- [OBJECTIF A]:
Selon le texte sur le « Name & Shame », sur quel site les données relatives aux retards de paiement des collectivités territoriales sont-elles publiées ?

Procès de l’association internationale des travailleurs - Juin 1870


Il fallait s’y attendre : le "Name & Shame", c’est du pain béni pour les journalistes ! Le Gouvernement a mis à exécution sa menace de publier la liste des personnes publiques qui ne respectent pas les délais de paiement (relire "Retard de paiement : les mauvais payeurs dans le viseur du Gouvernement"). Le mercredi 17 avril (lire "« Name & Shame » : les délais de paiement des collectivités dévoilés") les données relatives aux retards de paiement des collectivités territoriales sont publiées sur le site data.gouv.fr.

- [OBJECTIF B]:
Recopiez la liste depuis son début jusqu'à la ligne contenant « paragraph: The New » incluse, en substituant « menu-link » à « nav-link » et sans rien modifier d'autre.

- [MATÉRIEL FOURNI]:

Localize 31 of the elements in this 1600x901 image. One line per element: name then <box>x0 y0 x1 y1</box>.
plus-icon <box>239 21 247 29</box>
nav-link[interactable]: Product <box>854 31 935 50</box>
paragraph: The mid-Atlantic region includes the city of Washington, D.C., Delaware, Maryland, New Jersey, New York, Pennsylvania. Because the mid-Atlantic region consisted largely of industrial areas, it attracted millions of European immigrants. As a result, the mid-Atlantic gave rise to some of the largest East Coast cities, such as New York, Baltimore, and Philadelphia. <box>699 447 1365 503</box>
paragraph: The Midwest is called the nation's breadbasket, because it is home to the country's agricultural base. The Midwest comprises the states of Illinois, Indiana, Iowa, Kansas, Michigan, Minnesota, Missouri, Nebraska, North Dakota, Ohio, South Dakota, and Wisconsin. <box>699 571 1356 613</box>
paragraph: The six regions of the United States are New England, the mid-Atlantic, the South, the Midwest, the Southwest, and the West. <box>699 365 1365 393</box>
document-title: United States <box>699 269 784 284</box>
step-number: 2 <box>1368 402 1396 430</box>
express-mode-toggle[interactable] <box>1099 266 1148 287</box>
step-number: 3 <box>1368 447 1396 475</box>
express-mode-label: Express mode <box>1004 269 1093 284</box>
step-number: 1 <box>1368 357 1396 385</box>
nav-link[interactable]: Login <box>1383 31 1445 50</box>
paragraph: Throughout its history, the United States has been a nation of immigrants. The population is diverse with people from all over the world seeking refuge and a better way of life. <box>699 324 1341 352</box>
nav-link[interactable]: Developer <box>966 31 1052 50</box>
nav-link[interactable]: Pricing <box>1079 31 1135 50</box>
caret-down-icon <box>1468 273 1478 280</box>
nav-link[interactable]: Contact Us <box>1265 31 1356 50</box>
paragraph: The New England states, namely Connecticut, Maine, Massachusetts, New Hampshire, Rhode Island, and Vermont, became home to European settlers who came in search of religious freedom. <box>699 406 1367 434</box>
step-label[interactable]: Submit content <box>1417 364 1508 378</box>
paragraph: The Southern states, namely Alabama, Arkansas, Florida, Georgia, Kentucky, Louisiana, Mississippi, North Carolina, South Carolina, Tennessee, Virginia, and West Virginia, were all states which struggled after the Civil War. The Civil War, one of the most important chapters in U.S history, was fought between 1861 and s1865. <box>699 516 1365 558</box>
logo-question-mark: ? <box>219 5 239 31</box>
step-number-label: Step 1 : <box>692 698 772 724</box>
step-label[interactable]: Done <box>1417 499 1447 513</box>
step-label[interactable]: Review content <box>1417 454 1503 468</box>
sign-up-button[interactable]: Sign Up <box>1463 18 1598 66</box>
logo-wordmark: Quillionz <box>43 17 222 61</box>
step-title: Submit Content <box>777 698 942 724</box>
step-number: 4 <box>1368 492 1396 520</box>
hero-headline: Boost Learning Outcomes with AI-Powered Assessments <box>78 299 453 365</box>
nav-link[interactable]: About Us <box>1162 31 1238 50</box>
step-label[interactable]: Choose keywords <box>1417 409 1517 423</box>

- [RÉPONSE RÉDIGÉE A]:
Sur le site data.gouv.fr.

- [RÉPONSE RÉDIGÉE B]:
Localize 31 of the elements in this 1600x901 image. One line per element: name then <box>x0 y0 x1 y1</box>.
plus-icon <box>239 21 247 29</box>
menu-link[interactable]: Product <box>854 31 935 50</box>
paragraph: The mid-Atlantic region includes the city of Washington, D.C., Delaware, Maryland, New Jersey, New York, Pennsylvania. Because the mid-Atlantic region consisted largely of industrial areas, it attracted millions of European immigrants. As a result, the mid-Atlantic gave rise to some of the largest East Coast cities, such as New York, Baltimore, and Philadelphia. <box>699 447 1365 503</box>
paragraph: The Midwest is called the nation's breadbasket, because it is home to the country's agricultural base. The Midwest comprises the states of Illinois, Indiana, Iowa, Kansas, Michigan, Minnesota, Missouri, Nebraska, North Dakota, Ohio, South Dakota, and Wisconsin. <box>699 571 1356 613</box>
paragraph: The six regions of the United States are New England, the mid-Atlantic, the South, the Midwest, the Southwest, and the West. <box>699 365 1365 393</box>
document-title: United States <box>699 269 784 284</box>
step-number: 2 <box>1368 402 1396 430</box>
express-mode-toggle[interactable] <box>1099 266 1148 287</box>
step-number: 3 <box>1368 447 1396 475</box>
express-mode-label: Express mode <box>1004 269 1093 284</box>
step-number: 1 <box>1368 357 1396 385</box>
menu-link[interactable]: Login <box>1383 31 1445 50</box>
paragraph: Throughout its history, the United States has been a nation of immigrants. The population is diverse with people from all over the world seeking refuge and a better way of life. <box>699 324 1341 352</box>
menu-link[interactable]: Developer <box>966 31 1052 50</box>
menu-link[interactable]: Pricing <box>1079 31 1135 50</box>
caret-down-icon <box>1468 273 1478 280</box>
menu-link[interactable]: Contact Us <box>1265 31 1356 50</box>
paragraph: The New England states, namely Connecticut, Maine, Massachusetts, New Hampshire, Rhode Island, and Vermont, became home to European settlers who came in search of religious freedom. <box>699 406 1367 434</box>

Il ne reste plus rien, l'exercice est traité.